Given instruction: Can you copy all of the material below line for line, with nothing changed?

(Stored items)
━━━

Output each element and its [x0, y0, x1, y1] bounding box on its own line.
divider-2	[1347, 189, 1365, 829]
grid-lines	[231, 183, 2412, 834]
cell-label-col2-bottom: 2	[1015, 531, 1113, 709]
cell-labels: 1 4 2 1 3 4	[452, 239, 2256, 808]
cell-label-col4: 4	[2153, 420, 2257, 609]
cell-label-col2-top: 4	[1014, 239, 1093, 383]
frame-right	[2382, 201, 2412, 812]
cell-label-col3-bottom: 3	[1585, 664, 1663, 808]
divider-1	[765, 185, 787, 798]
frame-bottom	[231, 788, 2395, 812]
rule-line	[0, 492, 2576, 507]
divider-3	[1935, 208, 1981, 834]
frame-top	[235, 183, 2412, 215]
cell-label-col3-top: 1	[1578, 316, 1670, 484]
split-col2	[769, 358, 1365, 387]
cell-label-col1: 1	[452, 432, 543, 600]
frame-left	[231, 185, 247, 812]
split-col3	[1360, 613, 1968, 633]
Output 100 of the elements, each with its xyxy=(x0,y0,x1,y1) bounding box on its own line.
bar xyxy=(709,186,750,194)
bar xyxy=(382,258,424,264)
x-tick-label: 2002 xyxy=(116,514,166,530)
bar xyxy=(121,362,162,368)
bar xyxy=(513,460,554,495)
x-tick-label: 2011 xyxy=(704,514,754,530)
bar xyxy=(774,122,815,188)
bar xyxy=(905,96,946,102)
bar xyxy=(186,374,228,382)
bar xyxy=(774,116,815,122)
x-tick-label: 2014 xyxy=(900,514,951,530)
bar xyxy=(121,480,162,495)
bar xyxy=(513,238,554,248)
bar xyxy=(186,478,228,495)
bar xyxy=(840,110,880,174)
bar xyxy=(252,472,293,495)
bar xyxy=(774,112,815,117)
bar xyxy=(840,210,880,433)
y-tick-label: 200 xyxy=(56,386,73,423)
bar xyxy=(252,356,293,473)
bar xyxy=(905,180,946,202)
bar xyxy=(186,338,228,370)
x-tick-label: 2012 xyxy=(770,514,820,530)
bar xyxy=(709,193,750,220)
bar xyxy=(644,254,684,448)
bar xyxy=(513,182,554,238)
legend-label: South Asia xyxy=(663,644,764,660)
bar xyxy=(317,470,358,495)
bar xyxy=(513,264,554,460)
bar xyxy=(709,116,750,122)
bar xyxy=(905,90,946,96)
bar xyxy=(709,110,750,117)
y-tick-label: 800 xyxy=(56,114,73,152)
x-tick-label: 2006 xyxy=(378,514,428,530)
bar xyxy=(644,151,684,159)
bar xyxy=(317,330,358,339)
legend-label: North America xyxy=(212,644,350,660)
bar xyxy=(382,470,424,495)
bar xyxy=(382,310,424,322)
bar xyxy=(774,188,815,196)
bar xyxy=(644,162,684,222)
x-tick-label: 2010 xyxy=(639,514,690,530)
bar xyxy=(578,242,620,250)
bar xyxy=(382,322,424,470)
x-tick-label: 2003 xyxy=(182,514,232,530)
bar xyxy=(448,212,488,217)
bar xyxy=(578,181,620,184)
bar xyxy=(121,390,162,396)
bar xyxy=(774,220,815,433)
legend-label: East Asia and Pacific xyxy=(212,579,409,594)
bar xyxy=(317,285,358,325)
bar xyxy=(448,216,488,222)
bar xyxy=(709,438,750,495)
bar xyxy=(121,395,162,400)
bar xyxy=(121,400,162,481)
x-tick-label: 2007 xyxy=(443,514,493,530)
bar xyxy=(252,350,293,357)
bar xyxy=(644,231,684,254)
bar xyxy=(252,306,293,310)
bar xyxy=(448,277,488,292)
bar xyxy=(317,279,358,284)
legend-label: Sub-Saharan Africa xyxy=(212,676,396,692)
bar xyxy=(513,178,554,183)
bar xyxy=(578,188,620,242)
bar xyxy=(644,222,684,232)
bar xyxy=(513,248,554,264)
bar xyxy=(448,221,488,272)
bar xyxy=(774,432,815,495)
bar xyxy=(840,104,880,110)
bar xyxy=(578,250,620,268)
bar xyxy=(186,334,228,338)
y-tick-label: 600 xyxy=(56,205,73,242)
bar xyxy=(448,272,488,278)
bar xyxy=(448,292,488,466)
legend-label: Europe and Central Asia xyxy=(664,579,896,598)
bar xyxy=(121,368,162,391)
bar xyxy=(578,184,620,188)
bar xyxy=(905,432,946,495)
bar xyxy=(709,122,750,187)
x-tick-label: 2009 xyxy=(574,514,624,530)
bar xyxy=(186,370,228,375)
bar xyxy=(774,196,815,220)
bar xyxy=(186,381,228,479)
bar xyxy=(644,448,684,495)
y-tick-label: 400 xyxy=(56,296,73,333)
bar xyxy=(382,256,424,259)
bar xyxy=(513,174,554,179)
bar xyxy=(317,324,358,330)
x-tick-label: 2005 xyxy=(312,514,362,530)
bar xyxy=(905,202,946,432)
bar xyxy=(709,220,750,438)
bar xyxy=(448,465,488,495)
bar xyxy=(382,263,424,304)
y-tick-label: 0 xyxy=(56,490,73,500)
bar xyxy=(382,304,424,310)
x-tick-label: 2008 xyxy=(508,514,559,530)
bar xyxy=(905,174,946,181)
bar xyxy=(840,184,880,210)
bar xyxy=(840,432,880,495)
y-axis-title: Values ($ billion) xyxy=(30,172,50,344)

━━━

Result for this task:
Output each element and its [x0, y0, x1, y1] bounding box on its own line.
divider-2	[1347, 189, 1365, 829]
grid-lines	[231, 183, 2412, 834]
cell-label-col2-bottom: 2	[1015, 531, 1113, 709]
cell-labels: 1 4 2 1 3 4	[452, 239, 2256, 808]
cell-label-col4: 4	[2153, 420, 2257, 609]
cell-label-col2-top: 4	[1014, 239, 1093, 383]
frame-right	[2382, 201, 2412, 812]
cell-label-col3-bottom: 3	[1585, 664, 1663, 808]
divider-1	[765, 185, 787, 798]
frame-bottom	[231, 788, 2395, 812]
rule-line	[0, 492, 2576, 507]
divider-3	[1935, 208, 1981, 834]
frame-top	[235, 183, 2412, 215]
cell-label-col3-top: 1	[1578, 316, 1670, 484]
split-col2	[769, 358, 1365, 387]
cell-label-col1: 1	[452, 432, 543, 600]
frame-left	[231, 185, 247, 812]
split-col3	[1360, 613, 1968, 633]
Output 100 of the elements, each with its xyxy=(x0,y0,x1,y1) bounding box on its own line.
bar xyxy=(709,186,750,194)
bar xyxy=(382,258,424,264)
x-tick-label: 2002 xyxy=(116,514,166,530)
bar xyxy=(121,362,162,368)
bar xyxy=(513,460,554,495)
x-tick-label: 2011 xyxy=(704,514,754,530)
bar xyxy=(774,122,815,188)
bar xyxy=(905,96,946,102)
bar xyxy=(186,374,228,382)
bar xyxy=(774,116,815,122)
x-tick-label: 2014 xyxy=(900,514,951,530)
bar xyxy=(121,480,162,495)
bar xyxy=(513,238,554,248)
bar xyxy=(186,478,228,495)
bar xyxy=(840,110,880,174)
bar xyxy=(252,472,293,495)
bar xyxy=(774,112,815,117)
bar xyxy=(840,210,880,433)
y-tick-label: 200 xyxy=(56,386,73,423)
bar xyxy=(252,356,293,473)
bar xyxy=(905,180,946,202)
bar xyxy=(186,338,228,370)
x-tick-label: 2012 xyxy=(770,514,820,530)
bar xyxy=(709,193,750,220)
bar xyxy=(644,254,684,448)
bar xyxy=(513,182,554,238)
legend-label: South Asia xyxy=(663,644,764,660)
bar xyxy=(317,470,358,495)
bar xyxy=(513,264,554,460)
bar xyxy=(709,116,750,122)
bar xyxy=(905,90,946,96)
bar xyxy=(709,110,750,117)
y-tick-label: 800 xyxy=(56,114,73,152)
x-tick-label: 2006 xyxy=(378,514,428,530)
bar xyxy=(644,151,684,159)
bar xyxy=(317,330,358,339)
legend-label: North America xyxy=(212,644,350,660)
bar xyxy=(382,470,424,495)
bar xyxy=(382,310,424,322)
bar xyxy=(774,188,815,196)
bar xyxy=(644,162,684,222)
x-tick-label: 2010 xyxy=(639,514,690,530)
bar xyxy=(578,242,620,250)
bar xyxy=(382,322,424,470)
x-tick-label: 2003 xyxy=(182,514,232,530)
bar xyxy=(448,212,488,217)
bar xyxy=(578,181,620,184)
bar xyxy=(121,390,162,396)
bar xyxy=(774,220,815,433)
legend-label: East Asia and Pacific xyxy=(212,579,409,594)
bar xyxy=(317,285,358,325)
bar xyxy=(448,216,488,222)
bar xyxy=(709,438,750,495)
bar xyxy=(121,395,162,400)
bar xyxy=(121,400,162,481)
x-tick-label: 2007 xyxy=(443,514,493,530)
bar xyxy=(252,350,293,357)
bar xyxy=(644,231,684,254)
bar xyxy=(252,306,293,310)
bar xyxy=(448,277,488,292)
bar xyxy=(317,279,358,284)
legend-label: Sub-Saharan Africa xyxy=(212,676,396,692)
bar xyxy=(513,178,554,183)
bar xyxy=(578,188,620,242)
bar xyxy=(644,222,684,232)
bar xyxy=(513,248,554,264)
bar xyxy=(448,221,488,272)
bar xyxy=(774,432,815,495)
bar xyxy=(840,104,880,110)
bar xyxy=(578,250,620,268)
bar xyxy=(186,334,228,338)
y-tick-label: 600 xyxy=(56,205,73,242)
bar xyxy=(448,272,488,278)
bar xyxy=(448,292,488,466)
legend-label: Europe and Central Asia xyxy=(664,579,896,598)
bar xyxy=(121,368,162,391)
bar xyxy=(578,184,620,188)
bar xyxy=(905,432,946,495)
bar xyxy=(709,122,750,187)
x-tick-label: 2009 xyxy=(574,514,624,530)
bar xyxy=(186,370,228,375)
bar xyxy=(774,196,815,220)
bar xyxy=(186,381,228,479)
bar xyxy=(644,448,684,495)
y-tick-label: 400 xyxy=(56,296,73,333)
bar xyxy=(382,256,424,259)
bar xyxy=(513,174,554,179)
bar xyxy=(317,324,358,330)
x-tick-label: 2005 xyxy=(312,514,362,530)
bar xyxy=(905,202,946,432)
bar xyxy=(709,220,750,438)
bar xyxy=(448,465,488,495)
bar xyxy=(382,263,424,304)
y-tick-label: 0 xyxy=(56,490,73,500)
bar xyxy=(382,304,424,310)
x-tick-label: 2008 xyxy=(508,514,559,530)
bar xyxy=(905,174,946,181)
bar xyxy=(840,184,880,210)
bar xyxy=(840,432,880,495)
y-axis-title: Values ($ billion) xyxy=(30,172,50,344)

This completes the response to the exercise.